- [EXERCISE SET]
1. Extract the passage of the Salam sandwich bar post from "The bar was" to "know, I’ve tried.", copied word for word.
2. Extend the Salam sandwich bar post past its final paragraph, keeping its tone and voice.

- [DOCUMENT]
◇ ◇ ◇
The Lung Brothers

Hanging out at the extreme end of the long tail ...

Friday, November 20, 2009

Obits and Pieces Nº. 3: The Salam Sandwich Bar.

As mentioned previously, my intention with this series is to pay homage to all those wonderfully grungy dives that the Elder and I used to frequent during our first heady years in Barcelona and which tragically no longer exist.

Without overstretching a metaphor it could be said that cities often resemble cheeses, in that it’s usually the little bits of stinky mould that give them their real flavour. By removing these fetid little corners, the city runs the risk of converting itself from a pungent Stilton (say Naples) to a bland and processed Edam. (Stockholm for instance)

This analogy is particularly apt as today I shall be writing about none other than the long-deceased Salam sandwich bar, a gorgeous little eatery which plied its trade with a lot more emphasis on soul than sanitation.

The bar was located on the Gothic Quarter’s Carrer Ample, which literally translates to Broad Street. This either means that the Catalans have a very curious sense of irony or that streets in the middle ages were mind-buggeringly narrow. My vague knowledge of local history and my comprehensive knowledge of local Catalans leave me in no doubt of the latter. You could just about cross the street by drunkenly falling over, I know, I’ve tried.

Why the name ‘Salam’? I just assumed it had something to do with the ethnicity of the previous owners combined with the laziness of the current ones. The sign’s obvious age and gaping holes served to strengthen this theory. It stood on a corner with glass running all round and just enough room inside for a right-angled bar and a barrage of surrounding high stools. Viewing the scene at night, it resembled something Edward Hopper might have painted while suffering from salmonella poisoning.

Stepping inside, you were struck by the wonderful smells of all the wrong food groups. There were usually a few specimens of the local unwashed fauna perched on stools and serving as an appreciative audience to Jorge and Maria, the married couple who ran the joint.

Now lets be honest here, Jorge and Maria were nobody’s idea of Brangelina. I imagine that they would be about as welcome in a modelling agency as they would at a weightwatchers convention. Yet there they were, flirting shamelessly with each other and with the punters, cracking anecdotes and making the whole experience so much more than simply grabbing a sandwich and a beer. Lung the Elder once commented while watching the two of them playfully teasing each other, that he bet the two of them went home every night and fucked like bunnies. This mental image was perhaps the only thing in that bar (among many other worthy contenders) that ever came close to putting me off one of Jorge’s divine culinary creations.

The other contenders in question were the general lack of spotlessness (read: filth), the cat which was allowed to stroll along the bar to greet customers while stepping gingerly over their besandwiched plates and of course the cockroaches. Oh yes, there were indeed roaches and big feckers too. When you pointed one out scuttling across a shelf to Jorge, he would just shrug and say “He ain’t bothering me, is he bothering you?” To his credit, I never once saw Jorge whack a roach with his cooking spatula, although it wouldn’t have surprised me one bit.
◇ ◇ ◇
- [SOURCE MATERIAL]
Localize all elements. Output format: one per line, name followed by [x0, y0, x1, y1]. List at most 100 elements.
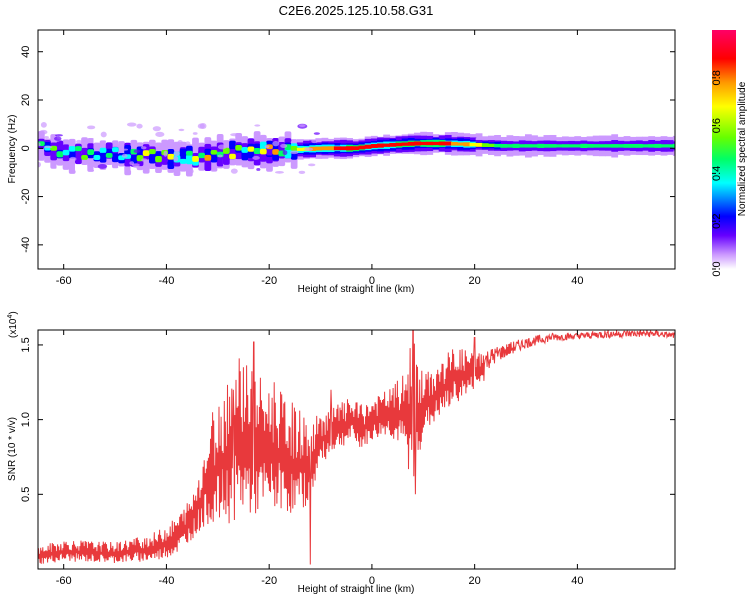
◇ ◇ ◇
- [PER-TASK OUTPUTS]
1.
The bar was located on the Gothic Quarter’s Carrer Ample, which literally translates to Broad Street. This either means that the Catalans have a very curious sense of irony or that streets in the middle ages were mind-buggeringly narrow. My vague knowledge of local history and my comprehensive knowledge of local Catalans leave me in no doubt of the latter. You could just about cross the street by drunkenly falling over, I know, I’ve tried.

2.
And yet all of these peripheral distractions were overlooked by the regular clientele for one very good reason. To call Jorge a sandwich maker would be like calling Da Vinci a doodler. Jorge was a sandwich artiste. Almost all the bready treats scrawled on the bar’s blackboard menu were of his own invention and every customer had his or her favourite. Mine was the ‘Gótico’ and to this day I can still taste it on my age-hardened palette. If I close my eyes and let my taste buds wander back through the fog of time, I recall the fried onions, the escabeche beef and cheese, lots and lots of cheese. A veritable A-fucking-bundance of cheese.

Bringing one of these triple-deck cholesterol bombs to life was never a rushed process for Jorge. That sage artisan took his time, his hands moving so speedily and skilfully it would make a sushi chef weep, only pausing occasionally to point his massive chopping knife at you to drive home a punchline or to coquettishly pretend to stab Maria in the back while winking at us. You were usually on your second beer by the time the oozing piece of toasted paradise was served to you. If you were smart, at that moment you’d quit kidding yourself about your gorging threshold and order a second one immediately.

Maria was a whole different kettle of fish. In retrospect, it’s fairly obvious that she suffered from some sort of bipolar disorder and was ruled by whichever way the serotonin tide was flowing on any particular day. When she was up, there was nobody like her. The wicked eye twinkle, rapid fire wit and brazen playfulness would leave any professional television presenter in the shade. But sweet Jesus when she was down, she was scary. She’d slump behind the bar with an expression of pure malice on her mug, staring daggers at everyone, chain smoking and poisoning any attempt a jovial conversation with nasty, nasty throwaway remarks. Sometimes you didn’t know whether to order a beer or call an exorcist.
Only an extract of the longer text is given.